# Goal
Give the count of lines that include the string "JSON". Add nothing to it.

# Material to process
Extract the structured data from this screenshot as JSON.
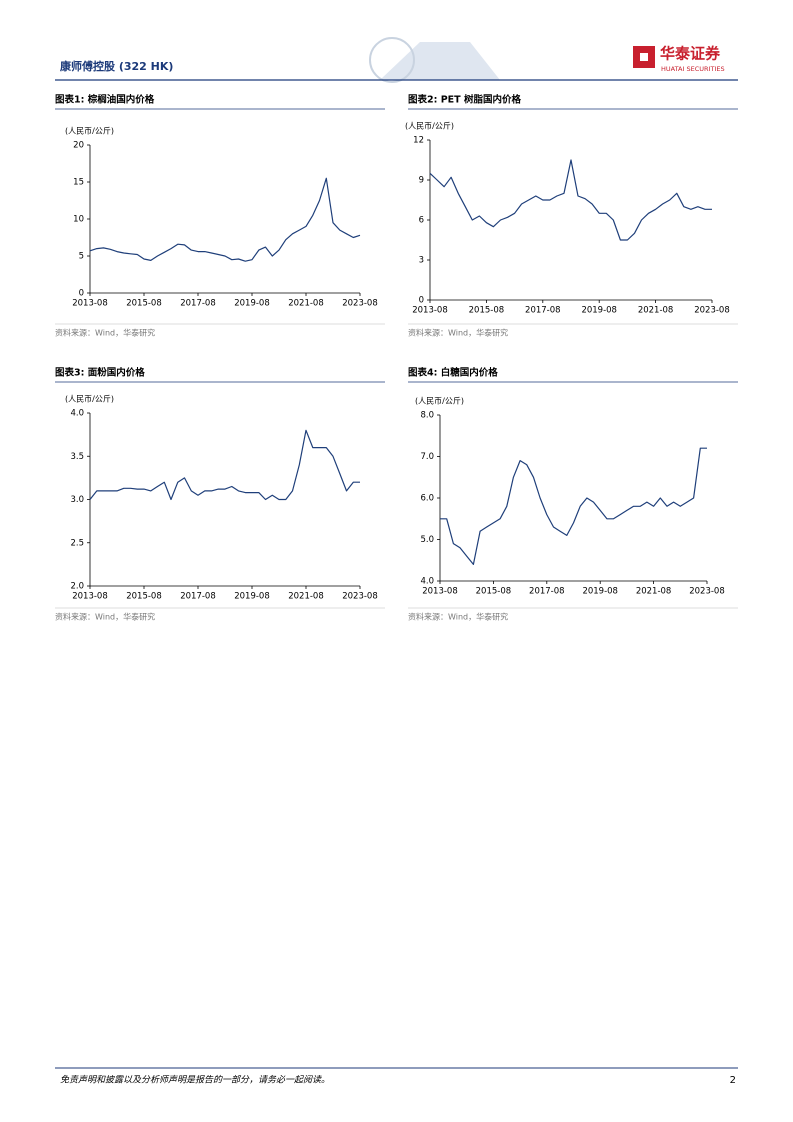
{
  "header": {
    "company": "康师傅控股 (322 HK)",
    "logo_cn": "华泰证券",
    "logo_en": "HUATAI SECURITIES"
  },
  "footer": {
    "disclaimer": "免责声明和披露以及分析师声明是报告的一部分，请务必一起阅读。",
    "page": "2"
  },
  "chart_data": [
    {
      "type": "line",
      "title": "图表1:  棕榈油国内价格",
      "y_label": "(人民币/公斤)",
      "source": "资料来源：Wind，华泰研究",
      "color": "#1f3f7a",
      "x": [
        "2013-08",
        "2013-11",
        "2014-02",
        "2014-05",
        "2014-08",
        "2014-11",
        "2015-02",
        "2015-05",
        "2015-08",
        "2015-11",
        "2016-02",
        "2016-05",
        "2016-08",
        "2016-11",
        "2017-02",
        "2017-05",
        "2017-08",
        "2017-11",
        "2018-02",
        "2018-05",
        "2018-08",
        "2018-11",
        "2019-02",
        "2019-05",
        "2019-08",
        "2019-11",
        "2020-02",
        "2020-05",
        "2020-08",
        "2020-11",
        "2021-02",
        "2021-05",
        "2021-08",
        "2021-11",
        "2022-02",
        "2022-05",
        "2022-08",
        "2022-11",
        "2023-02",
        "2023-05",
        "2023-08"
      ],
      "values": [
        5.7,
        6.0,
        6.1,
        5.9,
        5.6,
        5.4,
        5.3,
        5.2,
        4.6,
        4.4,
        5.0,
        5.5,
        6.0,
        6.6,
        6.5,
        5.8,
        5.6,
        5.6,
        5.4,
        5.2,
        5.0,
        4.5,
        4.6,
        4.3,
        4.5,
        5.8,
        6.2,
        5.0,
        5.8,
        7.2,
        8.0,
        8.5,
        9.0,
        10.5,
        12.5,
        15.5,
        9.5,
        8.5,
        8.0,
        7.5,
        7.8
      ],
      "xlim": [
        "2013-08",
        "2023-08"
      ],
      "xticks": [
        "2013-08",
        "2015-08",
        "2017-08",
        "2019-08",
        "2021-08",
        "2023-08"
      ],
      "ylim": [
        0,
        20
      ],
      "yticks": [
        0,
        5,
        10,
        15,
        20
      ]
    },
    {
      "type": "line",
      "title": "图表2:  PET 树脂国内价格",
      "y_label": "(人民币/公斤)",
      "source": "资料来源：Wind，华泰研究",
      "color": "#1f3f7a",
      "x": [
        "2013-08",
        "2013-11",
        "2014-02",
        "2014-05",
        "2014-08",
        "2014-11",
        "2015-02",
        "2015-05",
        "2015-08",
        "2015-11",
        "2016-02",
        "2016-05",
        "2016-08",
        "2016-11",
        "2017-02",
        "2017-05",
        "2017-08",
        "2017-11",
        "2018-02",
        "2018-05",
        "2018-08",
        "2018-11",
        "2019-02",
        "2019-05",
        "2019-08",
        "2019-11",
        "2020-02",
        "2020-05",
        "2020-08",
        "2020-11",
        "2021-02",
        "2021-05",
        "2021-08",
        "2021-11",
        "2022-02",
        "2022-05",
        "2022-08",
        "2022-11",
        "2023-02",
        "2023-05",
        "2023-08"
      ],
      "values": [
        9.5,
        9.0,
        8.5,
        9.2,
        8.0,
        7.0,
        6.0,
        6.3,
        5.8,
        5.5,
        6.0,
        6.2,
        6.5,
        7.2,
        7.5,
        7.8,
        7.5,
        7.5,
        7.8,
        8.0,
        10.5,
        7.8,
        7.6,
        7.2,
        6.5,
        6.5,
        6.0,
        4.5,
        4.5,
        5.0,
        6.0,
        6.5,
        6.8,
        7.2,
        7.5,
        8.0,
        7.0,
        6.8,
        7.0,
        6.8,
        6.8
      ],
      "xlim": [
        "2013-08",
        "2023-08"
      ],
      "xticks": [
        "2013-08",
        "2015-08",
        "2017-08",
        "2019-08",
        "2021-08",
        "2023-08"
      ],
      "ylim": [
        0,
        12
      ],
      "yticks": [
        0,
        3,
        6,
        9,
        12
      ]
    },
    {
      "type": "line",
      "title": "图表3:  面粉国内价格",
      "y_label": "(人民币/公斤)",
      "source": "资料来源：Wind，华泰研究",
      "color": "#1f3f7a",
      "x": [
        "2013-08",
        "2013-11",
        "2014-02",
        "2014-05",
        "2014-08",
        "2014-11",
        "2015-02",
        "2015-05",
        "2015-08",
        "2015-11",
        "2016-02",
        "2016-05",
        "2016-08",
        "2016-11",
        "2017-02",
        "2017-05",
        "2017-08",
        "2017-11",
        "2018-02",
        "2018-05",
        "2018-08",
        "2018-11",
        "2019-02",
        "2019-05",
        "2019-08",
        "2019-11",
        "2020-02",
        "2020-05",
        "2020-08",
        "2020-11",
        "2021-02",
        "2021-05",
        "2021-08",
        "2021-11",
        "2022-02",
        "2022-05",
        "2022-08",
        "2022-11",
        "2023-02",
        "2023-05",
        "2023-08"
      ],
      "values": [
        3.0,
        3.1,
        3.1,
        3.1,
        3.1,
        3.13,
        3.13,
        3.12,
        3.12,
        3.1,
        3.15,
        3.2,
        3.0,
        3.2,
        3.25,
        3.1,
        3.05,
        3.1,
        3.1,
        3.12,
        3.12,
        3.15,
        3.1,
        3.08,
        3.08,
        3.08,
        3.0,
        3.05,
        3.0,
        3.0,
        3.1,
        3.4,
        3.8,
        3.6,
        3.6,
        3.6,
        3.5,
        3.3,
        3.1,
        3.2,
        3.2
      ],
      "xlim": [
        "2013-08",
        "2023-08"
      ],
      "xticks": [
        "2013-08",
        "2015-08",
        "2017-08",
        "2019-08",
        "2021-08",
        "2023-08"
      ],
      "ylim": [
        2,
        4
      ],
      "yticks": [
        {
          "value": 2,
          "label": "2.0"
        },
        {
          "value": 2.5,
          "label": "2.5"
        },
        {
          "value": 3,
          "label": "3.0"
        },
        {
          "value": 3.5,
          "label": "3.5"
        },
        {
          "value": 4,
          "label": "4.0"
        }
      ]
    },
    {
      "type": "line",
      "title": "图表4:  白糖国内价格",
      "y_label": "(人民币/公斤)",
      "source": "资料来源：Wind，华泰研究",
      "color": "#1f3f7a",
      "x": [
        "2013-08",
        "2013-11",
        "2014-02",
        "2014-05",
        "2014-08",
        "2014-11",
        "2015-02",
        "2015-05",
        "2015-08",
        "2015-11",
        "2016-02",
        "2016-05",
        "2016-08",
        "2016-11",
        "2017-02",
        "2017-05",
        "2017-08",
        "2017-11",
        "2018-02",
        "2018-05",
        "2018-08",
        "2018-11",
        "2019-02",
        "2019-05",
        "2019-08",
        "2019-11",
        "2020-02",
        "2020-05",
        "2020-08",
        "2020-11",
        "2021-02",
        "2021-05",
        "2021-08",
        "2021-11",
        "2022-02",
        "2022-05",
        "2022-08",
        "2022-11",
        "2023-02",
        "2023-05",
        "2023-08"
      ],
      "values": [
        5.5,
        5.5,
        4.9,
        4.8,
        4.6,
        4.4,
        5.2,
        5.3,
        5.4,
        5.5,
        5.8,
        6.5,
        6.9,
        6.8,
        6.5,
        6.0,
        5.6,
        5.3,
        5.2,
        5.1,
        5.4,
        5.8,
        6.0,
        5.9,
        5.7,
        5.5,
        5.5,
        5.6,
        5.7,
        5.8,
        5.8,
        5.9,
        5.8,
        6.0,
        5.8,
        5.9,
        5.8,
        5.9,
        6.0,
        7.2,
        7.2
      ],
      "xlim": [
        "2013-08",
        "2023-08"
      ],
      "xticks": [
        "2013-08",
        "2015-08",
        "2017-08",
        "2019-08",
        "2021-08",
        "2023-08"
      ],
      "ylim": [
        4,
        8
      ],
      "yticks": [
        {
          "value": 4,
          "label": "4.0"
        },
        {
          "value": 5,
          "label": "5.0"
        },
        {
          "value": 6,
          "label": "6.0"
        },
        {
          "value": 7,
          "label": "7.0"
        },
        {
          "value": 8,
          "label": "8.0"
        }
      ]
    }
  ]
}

---

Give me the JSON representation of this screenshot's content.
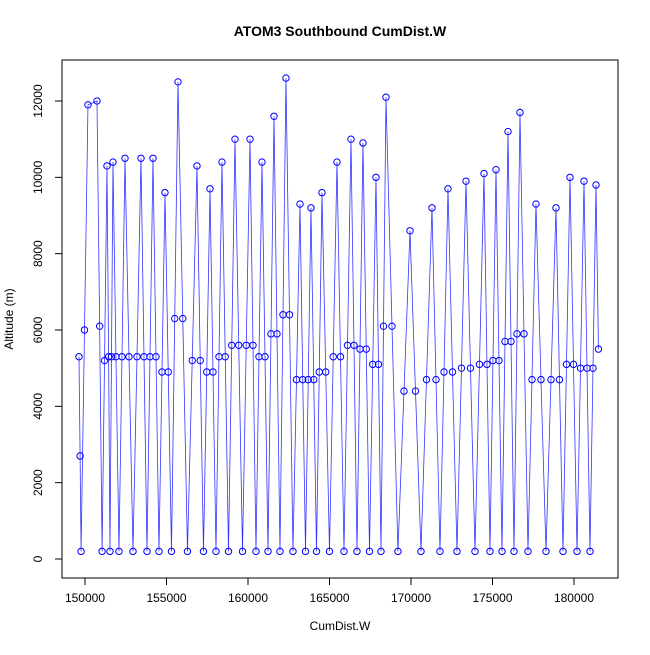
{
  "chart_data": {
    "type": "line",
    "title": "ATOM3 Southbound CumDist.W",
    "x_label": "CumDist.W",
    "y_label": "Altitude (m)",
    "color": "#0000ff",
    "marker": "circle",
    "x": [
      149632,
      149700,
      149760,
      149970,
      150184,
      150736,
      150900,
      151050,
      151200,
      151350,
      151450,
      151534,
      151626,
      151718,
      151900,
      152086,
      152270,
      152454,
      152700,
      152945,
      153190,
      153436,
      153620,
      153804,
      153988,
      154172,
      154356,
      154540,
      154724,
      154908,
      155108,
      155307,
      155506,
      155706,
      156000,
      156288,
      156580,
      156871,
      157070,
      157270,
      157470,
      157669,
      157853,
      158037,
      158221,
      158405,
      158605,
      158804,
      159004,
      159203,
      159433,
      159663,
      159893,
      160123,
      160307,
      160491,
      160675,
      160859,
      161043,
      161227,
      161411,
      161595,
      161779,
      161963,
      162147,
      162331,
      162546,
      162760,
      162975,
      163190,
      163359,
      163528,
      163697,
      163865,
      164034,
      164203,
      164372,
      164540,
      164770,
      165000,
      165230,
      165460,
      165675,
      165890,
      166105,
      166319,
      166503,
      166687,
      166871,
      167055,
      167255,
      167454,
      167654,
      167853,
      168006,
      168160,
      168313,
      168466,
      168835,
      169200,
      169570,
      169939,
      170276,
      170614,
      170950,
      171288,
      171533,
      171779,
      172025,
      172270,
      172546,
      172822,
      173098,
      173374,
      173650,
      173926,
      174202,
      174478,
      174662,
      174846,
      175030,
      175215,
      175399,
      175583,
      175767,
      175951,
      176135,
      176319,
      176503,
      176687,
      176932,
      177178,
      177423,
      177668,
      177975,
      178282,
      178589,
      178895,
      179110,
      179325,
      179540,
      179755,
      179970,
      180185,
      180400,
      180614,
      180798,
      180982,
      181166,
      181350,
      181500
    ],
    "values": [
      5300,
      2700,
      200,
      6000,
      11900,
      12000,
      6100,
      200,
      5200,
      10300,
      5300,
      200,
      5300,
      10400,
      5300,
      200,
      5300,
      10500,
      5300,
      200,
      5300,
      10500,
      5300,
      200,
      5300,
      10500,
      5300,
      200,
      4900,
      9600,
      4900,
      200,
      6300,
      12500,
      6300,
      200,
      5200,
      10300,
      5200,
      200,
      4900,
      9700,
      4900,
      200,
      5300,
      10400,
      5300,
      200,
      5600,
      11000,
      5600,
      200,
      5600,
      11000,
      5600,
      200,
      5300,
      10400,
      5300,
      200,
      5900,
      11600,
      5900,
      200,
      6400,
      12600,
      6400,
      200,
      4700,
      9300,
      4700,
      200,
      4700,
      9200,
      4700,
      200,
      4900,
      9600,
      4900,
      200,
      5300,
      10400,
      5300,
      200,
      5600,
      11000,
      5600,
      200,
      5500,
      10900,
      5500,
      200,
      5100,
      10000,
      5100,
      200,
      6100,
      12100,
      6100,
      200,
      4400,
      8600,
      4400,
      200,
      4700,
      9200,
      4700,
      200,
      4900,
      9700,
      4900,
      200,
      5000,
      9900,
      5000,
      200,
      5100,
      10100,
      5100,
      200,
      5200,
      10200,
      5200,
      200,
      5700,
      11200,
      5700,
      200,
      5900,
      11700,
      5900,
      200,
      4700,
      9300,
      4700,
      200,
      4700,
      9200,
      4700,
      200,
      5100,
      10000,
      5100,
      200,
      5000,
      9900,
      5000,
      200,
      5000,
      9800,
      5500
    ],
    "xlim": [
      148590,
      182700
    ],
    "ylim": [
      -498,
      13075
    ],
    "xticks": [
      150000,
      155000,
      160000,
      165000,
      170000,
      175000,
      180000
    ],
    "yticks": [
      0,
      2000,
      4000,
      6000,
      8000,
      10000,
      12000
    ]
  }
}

# Final result
2